▶ **DIRECTIONS**
Copy out the entries below in full and exactly.

▶ **DATA SHOWN**

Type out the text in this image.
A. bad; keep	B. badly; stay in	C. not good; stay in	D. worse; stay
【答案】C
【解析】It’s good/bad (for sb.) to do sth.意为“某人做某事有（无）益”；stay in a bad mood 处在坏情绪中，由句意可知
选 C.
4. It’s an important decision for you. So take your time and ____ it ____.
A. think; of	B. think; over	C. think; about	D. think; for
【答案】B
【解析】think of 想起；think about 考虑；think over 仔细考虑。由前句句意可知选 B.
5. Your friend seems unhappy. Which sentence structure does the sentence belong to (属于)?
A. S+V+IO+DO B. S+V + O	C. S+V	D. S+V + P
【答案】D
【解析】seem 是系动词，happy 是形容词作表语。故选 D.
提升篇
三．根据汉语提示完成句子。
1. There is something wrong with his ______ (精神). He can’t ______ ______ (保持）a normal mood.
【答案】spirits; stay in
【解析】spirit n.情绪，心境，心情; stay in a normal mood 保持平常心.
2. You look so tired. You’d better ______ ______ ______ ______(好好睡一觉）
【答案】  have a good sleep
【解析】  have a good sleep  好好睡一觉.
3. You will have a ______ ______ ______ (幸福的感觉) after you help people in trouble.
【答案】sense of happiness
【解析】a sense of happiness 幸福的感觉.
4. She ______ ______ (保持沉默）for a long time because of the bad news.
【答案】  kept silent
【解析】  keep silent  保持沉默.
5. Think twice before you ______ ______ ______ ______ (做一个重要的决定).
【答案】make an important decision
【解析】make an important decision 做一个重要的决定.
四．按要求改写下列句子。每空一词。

▶ **ANSWER TO THIS EXERCISE**
Type out the text in this image.
A. bad; keep	B. badly; stay in	C. not good; stay in	D. worse; stay
【答案】C
【解析】It’s good/bad (for sb.) to do sth.意为“某人做某事有（无）益”；stay in a bad mood 处在坏情绪中，由句意可知
选 C.
4. It’s an important decision for you. So take your time and ____ it ____.
A. think; of	B. think; over	C. think; about	D. think; for
【答案】B
【解析】think of 想起；think about 考虑；think over 仔细考虑。由前句句意可知选 B.
5. Your friend seems unhappy. Which sentence structure does the sentence belong to (属于)?
A. S+V+IO+DO B. S+V + O	C. S+V	D. S+V + P
【答案】D
【解析】seem 是系动词，happy 是形容词作表语。故选 D.
提升篇
三．根据汉语提示完成句子。
1. There is something wrong with his ______ (精神). He can’t ______ ______ (保持）a normal mood.
【答案】spirits; stay in
【解析】spirit n.情绪，心境，心情; stay in a normal mood 保持平常心.
2. You look so tired. You’d better ______ ______ ______ ______(好好睡一觉）
【答案】  have a good sleep
【解析】  have a good sleep  好好睡一觉.
3. You will have a ______ ______ ______ (幸福的感觉) after you help people in trouble.
【答案】sense of happiness
【解析】a sense of happiness 幸福的感觉.
4. She ______ ______ (保持沉默）for a long time because of the bad news.
【答案】  kept silent
【解析】  keep silent  保持沉默.
5. Think twice before you ______ ______ ______ ______ (做一个重要的决定).
【答案】make an important decision
【解析】make an important decision 做一个重要的决定.
四．按要求改写下列句子。每空一词。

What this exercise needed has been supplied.